• _WHAT THIS TASK INVOLVES_
Filter this data down to the lines that hold "xlabel", and copy them.

• _RECORDS FOR THIS TASK_
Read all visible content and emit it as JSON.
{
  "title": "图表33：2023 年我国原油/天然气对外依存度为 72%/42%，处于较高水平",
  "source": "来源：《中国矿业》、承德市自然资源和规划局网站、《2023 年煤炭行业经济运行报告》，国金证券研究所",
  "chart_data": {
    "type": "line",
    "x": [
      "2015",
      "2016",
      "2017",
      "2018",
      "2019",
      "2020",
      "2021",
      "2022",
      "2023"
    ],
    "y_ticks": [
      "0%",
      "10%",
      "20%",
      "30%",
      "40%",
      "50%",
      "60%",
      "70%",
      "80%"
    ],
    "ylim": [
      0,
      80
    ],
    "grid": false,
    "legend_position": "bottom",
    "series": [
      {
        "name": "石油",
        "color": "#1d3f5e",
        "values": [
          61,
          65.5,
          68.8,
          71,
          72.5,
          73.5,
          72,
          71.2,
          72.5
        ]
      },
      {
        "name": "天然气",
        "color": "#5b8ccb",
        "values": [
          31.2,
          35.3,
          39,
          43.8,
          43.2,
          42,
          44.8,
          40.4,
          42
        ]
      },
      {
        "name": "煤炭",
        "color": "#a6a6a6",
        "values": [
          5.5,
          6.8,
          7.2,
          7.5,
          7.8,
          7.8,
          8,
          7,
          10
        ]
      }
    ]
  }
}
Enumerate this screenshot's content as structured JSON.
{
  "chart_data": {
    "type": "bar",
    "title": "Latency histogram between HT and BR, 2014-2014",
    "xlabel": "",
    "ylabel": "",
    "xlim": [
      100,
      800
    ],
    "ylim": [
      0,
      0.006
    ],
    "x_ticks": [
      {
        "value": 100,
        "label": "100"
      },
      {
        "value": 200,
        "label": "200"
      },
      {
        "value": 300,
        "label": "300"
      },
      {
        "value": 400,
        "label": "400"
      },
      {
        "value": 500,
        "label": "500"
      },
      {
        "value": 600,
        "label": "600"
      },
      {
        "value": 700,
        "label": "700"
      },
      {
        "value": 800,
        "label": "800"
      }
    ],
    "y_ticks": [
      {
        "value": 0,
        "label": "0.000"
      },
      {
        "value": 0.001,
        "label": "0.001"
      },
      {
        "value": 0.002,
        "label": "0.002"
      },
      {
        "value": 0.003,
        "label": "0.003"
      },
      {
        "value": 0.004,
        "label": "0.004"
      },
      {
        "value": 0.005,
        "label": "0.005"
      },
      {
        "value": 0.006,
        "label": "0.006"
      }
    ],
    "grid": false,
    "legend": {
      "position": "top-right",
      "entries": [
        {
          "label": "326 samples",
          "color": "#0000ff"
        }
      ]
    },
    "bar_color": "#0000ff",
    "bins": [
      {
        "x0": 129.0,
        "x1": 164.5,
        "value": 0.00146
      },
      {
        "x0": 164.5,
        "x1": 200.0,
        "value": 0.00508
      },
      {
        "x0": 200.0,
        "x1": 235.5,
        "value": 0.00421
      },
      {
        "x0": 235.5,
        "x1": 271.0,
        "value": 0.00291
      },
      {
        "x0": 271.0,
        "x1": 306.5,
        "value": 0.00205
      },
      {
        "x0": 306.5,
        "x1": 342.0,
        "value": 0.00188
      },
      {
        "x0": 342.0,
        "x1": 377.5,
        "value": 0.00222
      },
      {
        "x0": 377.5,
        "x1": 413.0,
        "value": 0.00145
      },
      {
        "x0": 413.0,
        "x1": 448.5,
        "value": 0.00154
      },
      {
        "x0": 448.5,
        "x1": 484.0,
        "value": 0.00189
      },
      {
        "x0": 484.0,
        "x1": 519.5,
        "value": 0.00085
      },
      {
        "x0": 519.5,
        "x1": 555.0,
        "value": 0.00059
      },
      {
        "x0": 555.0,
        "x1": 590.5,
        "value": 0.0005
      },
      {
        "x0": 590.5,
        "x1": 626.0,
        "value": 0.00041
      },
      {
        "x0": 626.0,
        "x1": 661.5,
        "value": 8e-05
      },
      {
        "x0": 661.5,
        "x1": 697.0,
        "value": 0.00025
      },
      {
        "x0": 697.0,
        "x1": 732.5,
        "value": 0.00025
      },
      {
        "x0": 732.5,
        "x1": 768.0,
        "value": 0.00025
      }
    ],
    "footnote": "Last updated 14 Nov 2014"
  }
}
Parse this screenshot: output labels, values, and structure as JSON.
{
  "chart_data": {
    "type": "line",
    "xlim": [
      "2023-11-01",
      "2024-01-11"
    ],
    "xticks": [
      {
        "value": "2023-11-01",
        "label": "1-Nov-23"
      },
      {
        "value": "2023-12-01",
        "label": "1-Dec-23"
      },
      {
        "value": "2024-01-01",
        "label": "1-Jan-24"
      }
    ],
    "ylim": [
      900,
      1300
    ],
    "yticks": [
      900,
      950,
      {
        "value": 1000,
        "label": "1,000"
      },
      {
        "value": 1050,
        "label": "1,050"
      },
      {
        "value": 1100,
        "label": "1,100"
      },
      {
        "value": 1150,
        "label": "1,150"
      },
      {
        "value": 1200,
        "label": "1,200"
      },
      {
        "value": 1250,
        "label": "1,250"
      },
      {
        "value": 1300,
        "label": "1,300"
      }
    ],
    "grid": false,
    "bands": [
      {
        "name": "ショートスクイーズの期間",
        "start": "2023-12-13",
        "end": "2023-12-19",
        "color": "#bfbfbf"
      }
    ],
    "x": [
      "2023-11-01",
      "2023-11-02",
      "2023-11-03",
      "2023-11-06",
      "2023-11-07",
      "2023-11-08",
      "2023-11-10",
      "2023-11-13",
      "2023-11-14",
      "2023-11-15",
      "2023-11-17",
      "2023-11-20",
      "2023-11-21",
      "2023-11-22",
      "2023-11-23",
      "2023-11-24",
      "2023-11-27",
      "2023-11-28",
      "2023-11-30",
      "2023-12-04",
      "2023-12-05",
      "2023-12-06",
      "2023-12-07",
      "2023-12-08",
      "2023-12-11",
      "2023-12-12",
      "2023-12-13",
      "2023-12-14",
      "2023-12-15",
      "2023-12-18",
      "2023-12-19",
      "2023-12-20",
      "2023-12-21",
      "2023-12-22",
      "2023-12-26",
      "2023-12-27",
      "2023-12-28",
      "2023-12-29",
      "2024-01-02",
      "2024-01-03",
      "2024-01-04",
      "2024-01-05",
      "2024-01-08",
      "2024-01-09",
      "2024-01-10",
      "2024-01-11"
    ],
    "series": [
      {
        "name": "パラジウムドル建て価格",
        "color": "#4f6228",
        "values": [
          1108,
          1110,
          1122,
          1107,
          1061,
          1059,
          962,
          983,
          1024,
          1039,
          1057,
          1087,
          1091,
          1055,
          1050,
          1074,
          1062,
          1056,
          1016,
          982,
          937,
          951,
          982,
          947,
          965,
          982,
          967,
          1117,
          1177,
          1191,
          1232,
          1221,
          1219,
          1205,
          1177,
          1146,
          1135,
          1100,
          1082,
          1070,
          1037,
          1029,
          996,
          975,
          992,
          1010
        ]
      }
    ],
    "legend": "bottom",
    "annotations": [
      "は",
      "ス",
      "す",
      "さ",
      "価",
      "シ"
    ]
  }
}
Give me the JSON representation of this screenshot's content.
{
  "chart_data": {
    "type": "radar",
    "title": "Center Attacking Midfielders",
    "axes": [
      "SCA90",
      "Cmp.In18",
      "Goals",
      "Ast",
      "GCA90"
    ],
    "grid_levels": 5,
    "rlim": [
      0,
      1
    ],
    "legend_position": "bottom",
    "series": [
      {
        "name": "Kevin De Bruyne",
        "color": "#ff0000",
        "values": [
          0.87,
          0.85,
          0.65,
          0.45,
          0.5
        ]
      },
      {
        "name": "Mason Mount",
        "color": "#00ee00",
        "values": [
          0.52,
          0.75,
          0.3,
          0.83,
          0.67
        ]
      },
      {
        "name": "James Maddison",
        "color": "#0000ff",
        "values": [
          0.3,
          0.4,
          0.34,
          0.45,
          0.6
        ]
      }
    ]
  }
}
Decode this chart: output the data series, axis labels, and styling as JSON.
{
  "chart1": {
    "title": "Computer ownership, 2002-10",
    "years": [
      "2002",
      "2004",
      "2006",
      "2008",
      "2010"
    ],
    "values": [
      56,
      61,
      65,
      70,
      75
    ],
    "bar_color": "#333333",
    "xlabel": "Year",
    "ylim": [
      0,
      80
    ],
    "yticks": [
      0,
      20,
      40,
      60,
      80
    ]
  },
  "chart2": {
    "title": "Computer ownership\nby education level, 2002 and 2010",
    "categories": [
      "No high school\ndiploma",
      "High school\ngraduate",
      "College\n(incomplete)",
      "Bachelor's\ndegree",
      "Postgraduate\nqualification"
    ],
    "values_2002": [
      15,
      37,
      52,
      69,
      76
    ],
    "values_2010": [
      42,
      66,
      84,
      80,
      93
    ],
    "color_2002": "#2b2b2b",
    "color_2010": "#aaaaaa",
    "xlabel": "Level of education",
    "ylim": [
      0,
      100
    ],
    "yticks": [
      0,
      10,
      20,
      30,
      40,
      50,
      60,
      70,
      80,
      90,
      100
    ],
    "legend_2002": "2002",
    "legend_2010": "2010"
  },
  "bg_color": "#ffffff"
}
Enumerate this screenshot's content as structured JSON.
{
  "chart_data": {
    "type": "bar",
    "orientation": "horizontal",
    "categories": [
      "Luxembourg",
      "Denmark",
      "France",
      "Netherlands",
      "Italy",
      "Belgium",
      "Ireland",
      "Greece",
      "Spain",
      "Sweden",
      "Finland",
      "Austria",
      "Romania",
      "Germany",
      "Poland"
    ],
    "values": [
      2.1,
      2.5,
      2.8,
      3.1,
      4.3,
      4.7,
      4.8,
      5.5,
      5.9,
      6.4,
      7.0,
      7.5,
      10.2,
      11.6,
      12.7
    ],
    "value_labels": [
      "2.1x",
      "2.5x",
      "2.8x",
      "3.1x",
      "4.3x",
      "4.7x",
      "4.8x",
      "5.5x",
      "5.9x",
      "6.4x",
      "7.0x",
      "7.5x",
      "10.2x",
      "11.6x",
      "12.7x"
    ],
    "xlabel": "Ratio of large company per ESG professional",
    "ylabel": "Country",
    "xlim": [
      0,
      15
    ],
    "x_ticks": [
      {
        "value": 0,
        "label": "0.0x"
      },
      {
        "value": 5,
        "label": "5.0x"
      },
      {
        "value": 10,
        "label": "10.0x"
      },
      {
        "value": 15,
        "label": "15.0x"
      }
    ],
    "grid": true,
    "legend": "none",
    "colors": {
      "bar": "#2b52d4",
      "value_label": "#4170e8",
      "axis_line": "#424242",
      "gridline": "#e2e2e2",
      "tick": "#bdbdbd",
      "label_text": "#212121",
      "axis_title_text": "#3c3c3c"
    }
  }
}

• _TASK OUTPUT_
    "xlabel": "",
    "xlabel": "Year",
    "xlabel": "Level of education",
    "xlabel": "Ratio of large company per ESG professional",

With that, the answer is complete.